WORK INSTRUCTIONS – Place each line of the records below into a numbered list, omitting blank lines and leaving the pictures out.

===== DATA SHOWN =====

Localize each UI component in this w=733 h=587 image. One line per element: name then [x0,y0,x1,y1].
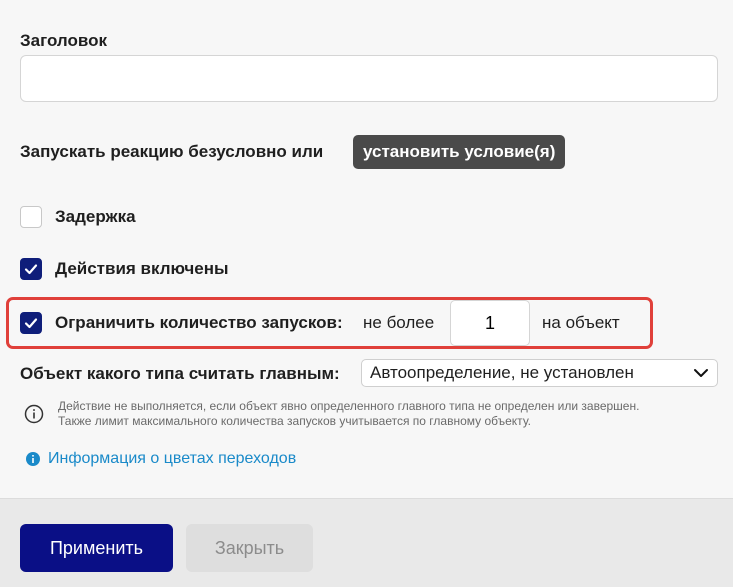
title-label: Заголовок [20,31,108,50]
apply-button[interactable]: Применить [20,524,173,572]
actions-enabled-label: Действия включены [55,259,229,278]
main-type-selected: Автоопределение, не установлен [370,363,634,382]
chevron-down-icon [694,369,708,377]
info-icon [24,404,44,424]
main-type-select[interactable]: Автоопределение, не установлен [361,359,718,387]
info-note-line-1: Действие не выполняется, если объект явн… [58,399,640,413]
title-input[interactable] [20,55,718,102]
actions-enabled-checkbox[interactable] [20,258,42,280]
reaction-settings-panel: Заголовок Запускать реакцию безусловно и… [0,0,733,498]
main-type-label: Объект какого типа считать главным: [20,364,340,383]
checkmark-icon [24,318,38,329]
checkmark-icon [24,264,38,275]
delay-label: Задержка [55,207,136,226]
set-condition-button[interactable]: установить условие(я) [353,135,566,169]
limit-runs-row[interactable]: Ограничить количество запусков: [20,300,343,346]
actions-enabled-row[interactable]: Действия включены [20,258,229,280]
limit-runs-checkbox[interactable] [20,312,42,334]
colors-info-link-label: Информация о цветах переходов [48,450,297,467]
colors-info-link[interactable]: Информация о цветах переходов [26,450,296,468]
limit-runs-label: Ограничить количество запусков: [55,313,343,332]
info-icon [26,452,40,466]
close-button[interactable]: Закрыть [186,524,313,572]
delay-row[interactable]: Задержка [20,206,136,228]
limit-count-input[interactable] [450,300,530,346]
limit-prefix: не более [363,313,435,332]
delay-checkbox[interactable] [20,206,42,228]
info-note: Действие не выполняется, если объект явн… [58,399,639,429]
info-note-line-2: Также лимит максимального количества зап… [58,414,531,428]
limit-suffix: на объект [542,313,620,332]
run-condition-label: Запускать реакцию безусловно или [20,142,324,161]
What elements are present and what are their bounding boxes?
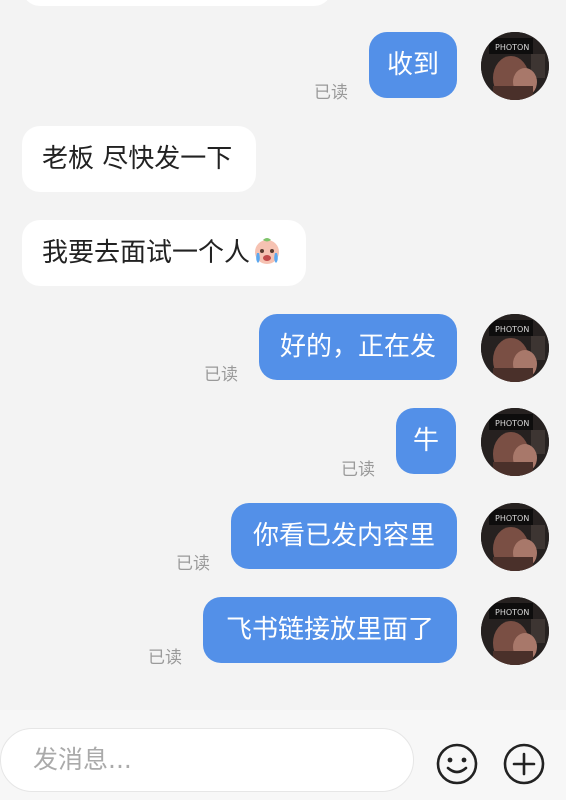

=====

THE REPLY –
1. Localize each UI component in this w=733 h=587 image. One line per element: name then [x0,y0,x1,y1].
2. title-label: Заголовок [20,31,108,50]
3. apply-button[interactable]: Применить [20,524,173,572]
4. actions-enabled-label: Действия включены [55,259,229,278]
5. main-type-selected: Автоопределение, не установлен [370,363,634,382]
6. chevron-down-icon [694,369,708,377]
7. info-icon [24,404,44,424]
8. main-type-select[interactable]: Автоопределение, не установлен [361,359,718,387]
9. info-note-line-1: Действие не выполняется, если объект явн… [58,399,640,413]
10. title-input[interactable] [20,55,718,102]
11. actions-enabled-checkbox[interactable] [20,258,42,280]
12. reaction-settings-panel: Заголовок Запускать реакцию безусловно и… [0,0,733,498]
13. main-type-label: Объект какого типа считать главным: [20,364,340,383]
14. checkmark-icon [24,318,38,329]
15. checkmark-icon [24,264,38,275]
16. delay-label: Задержка [55,207,136,226]
17. set-condition-button[interactable]: установить условие(я) [353,135,566,169]
18. limit-runs-row[interactable]: Ограничить количество запусков: [20,300,343,346]
19. actions-enabled-row[interactable]: Действия включены [20,258,229,280]
20. limit-runs-checkbox[interactable] [20,312,42,334]
21. colors-info-link-label: Информация о цветах переходов [48,450,297,467]
22. colors-info-link[interactable]: Информация о цветах переходов [26,450,296,468]
23. limit-runs-label: Ограничить количество запусков: [55,313,343,332]
24. info-icon [26,452,40,466]
25. close-button[interactable]: Закрыть [186,524,313,572]
26. delay-row[interactable]: Задержка [20,206,136,228]
27. limit-count-input[interactable] [450,300,530,346]
28. limit-prefix: не более [363,313,435,332]
29. delay-checkbox[interactable] [20,206,42,228]
30. info-note: Действие не выполняется, если объект явн… [58,399,639,429]
31. info-note-line-2: Также лимит максимального количества зап… [58,414,531,428]
32. limit-suffix: на объект [542,313,620,332]
33. run-condition-label: Запускать реакцию безусловно или [20,142,324,161]
34. What elements are present and what are their bounding boxes?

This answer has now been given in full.